## YOUR TASK
In the listing below, count the lines containing the string "profile" and state only the number.

## THE DATA
········
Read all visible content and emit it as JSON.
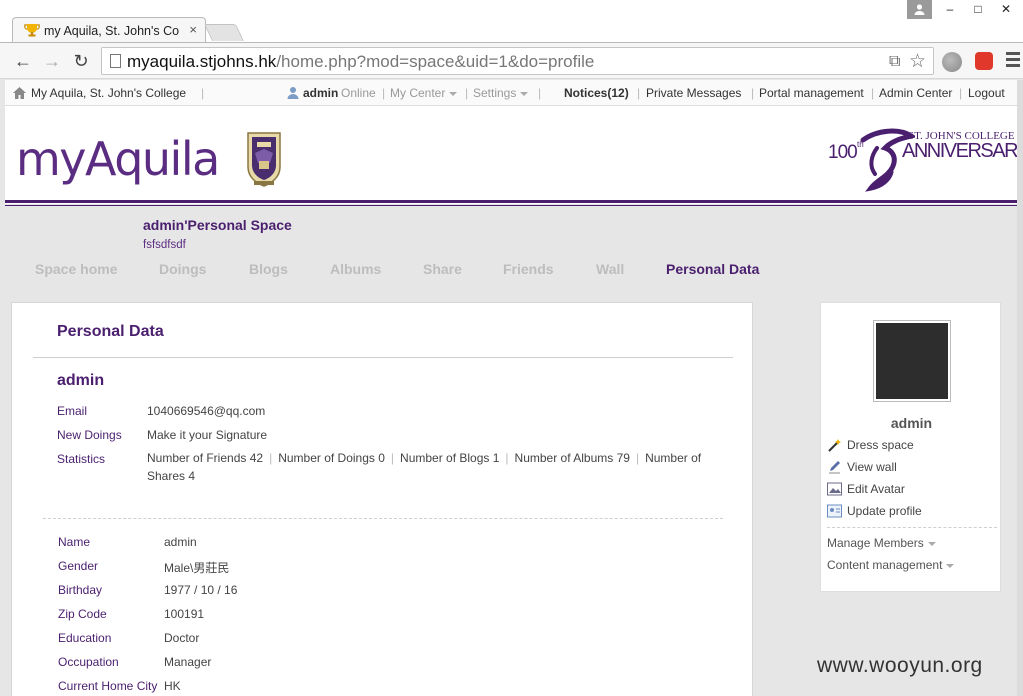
{
  "browser": {
    "tab_title": "my Aquila, St. John's Co",
    "tab_close": "×",
    "url_host": "myaquila.stjohns.hk",
    "url_path": "/home.php?mod=space&uid=1&do=profile",
    "window_buttons": {
      "minimize": "–",
      "maximize": "□",
      "close": "✕"
    },
    "nav": {
      "back": "←",
      "forward": "→",
      "reload": "↻"
    },
    "omnibox_icons": {
      "translate": "⧉",
      "star": "☆"
    }
  },
  "topbar": {
    "site_link": "My Aquila, St. John's College",
    "username": "admin",
    "online": "Online",
    "separator": "|",
    "my_center": "My Center",
    "settings": "Settings",
    "notices": "Notices(12)",
    "private_messages": "Private Messages",
    "portal_management": "Portal management",
    "admin_center": "Admin Center",
    "logout": "Logout"
  },
  "header": {
    "logo": "myAquila",
    "anniversary_top": "ST. JOHN'S COLLEGE",
    "anniversary_num": "100",
    "anniversary_sup": "th",
    "anniversary_word": "ANNIVERSARY"
  },
  "space": {
    "title": "admin'Personal Space",
    "subtitle": "fsfsdfsdf",
    "nav": [
      "Space home",
      "Doings",
      "Blogs",
      "Albums",
      "Share",
      "Friends",
      "Wall",
      "Personal Data"
    ],
    "active_index": 7
  },
  "profile": {
    "panel_title": "Personal Data",
    "name": "admin",
    "summary": [
      {
        "label": "Email",
        "value": "1040669546@qq.com"
      },
      {
        "label": "New Doings",
        "value": "Make it your Signature"
      },
      {
        "label": "Statistics",
        "value": ""
      }
    ],
    "stats": [
      "Number of Friends 42",
      "Number of Doings 0",
      "Number of Blogs 1",
      "Number of Albums 79",
      "Number of Shares 4"
    ],
    "details": [
      {
        "label": "Name",
        "value": "admin"
      },
      {
        "label": "Gender",
        "value": "Male\\男莊民"
      },
      {
        "label": "Birthday",
        "value": "1977 / 10 / 16"
      },
      {
        "label": "Zip Code",
        "value": "100191"
      },
      {
        "label": "Education",
        "value": "Doctor"
      },
      {
        "label": "Occupation",
        "value": "Manager"
      },
      {
        "label": "Current Home City",
        "value": "HK"
      }
    ]
  },
  "sidebar": {
    "name": "admin",
    "actions": [
      "Dress space",
      "View wall",
      "Edit Avatar",
      "Update profile"
    ],
    "menus": [
      "Manage Members",
      "Content management"
    ]
  },
  "watermark": "www.wooyun.org",
  "colors": {
    "brand_purple": "#4a1f6e",
    "logo_purple": "#5b2d82",
    "muted_nav": "#bdbdbd"
  }
}
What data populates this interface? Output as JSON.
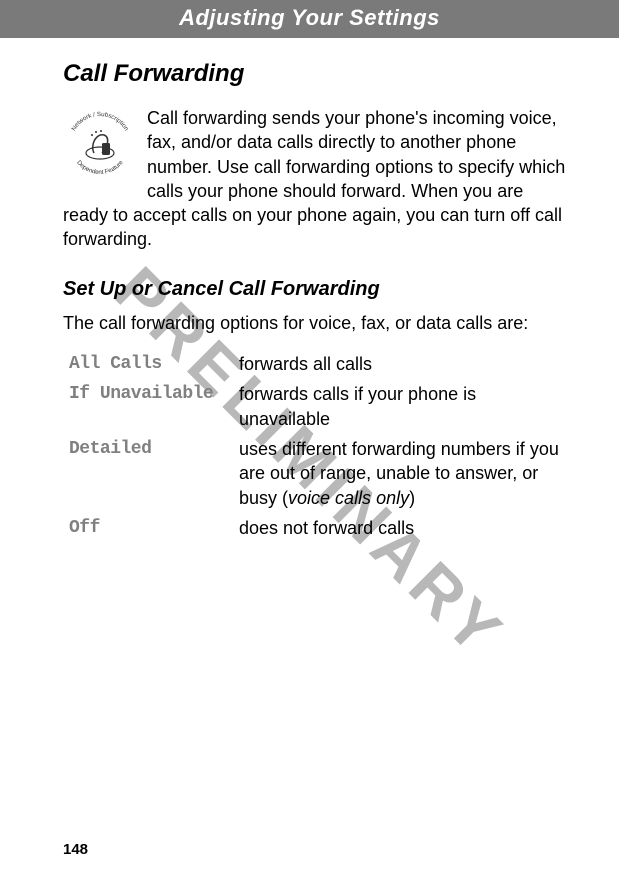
{
  "header": {
    "title": "Adjusting Your Settings"
  },
  "section": {
    "title": "Call Forwarding"
  },
  "badge": {
    "top_text": "Network / Subscription",
    "bottom_text": "Dependent Feature"
  },
  "intro": "Call forwarding sends your phone's incoming voice, fax, and/or data calls directly to another phone number. Use call forwarding options to specify which calls your phone should forward. When you are ready to accept calls on your phone again, you can turn off call forwarding.",
  "sub_section": {
    "title": "Set Up or Cancel Call Forwarding"
  },
  "sub_intro": "The call forwarding options for voice, fax, or data calls are:",
  "options": [
    {
      "label": "All Calls",
      "desc": "forwards all calls",
      "note": ""
    },
    {
      "label": "If Unavailable",
      "desc": "forwards calls if your phone is unavailable",
      "note": ""
    },
    {
      "label": "Detailed",
      "desc": "uses different forwarding numbers if you are out of range, unable to answer, or busy (",
      "note": "voice calls only",
      "after": ")"
    },
    {
      "label": "Off",
      "desc": "does not forward calls",
      "note": ""
    }
  ],
  "watermark": "PRELIMINARY",
  "page_number": "148"
}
········
## TASK RESPONSE
3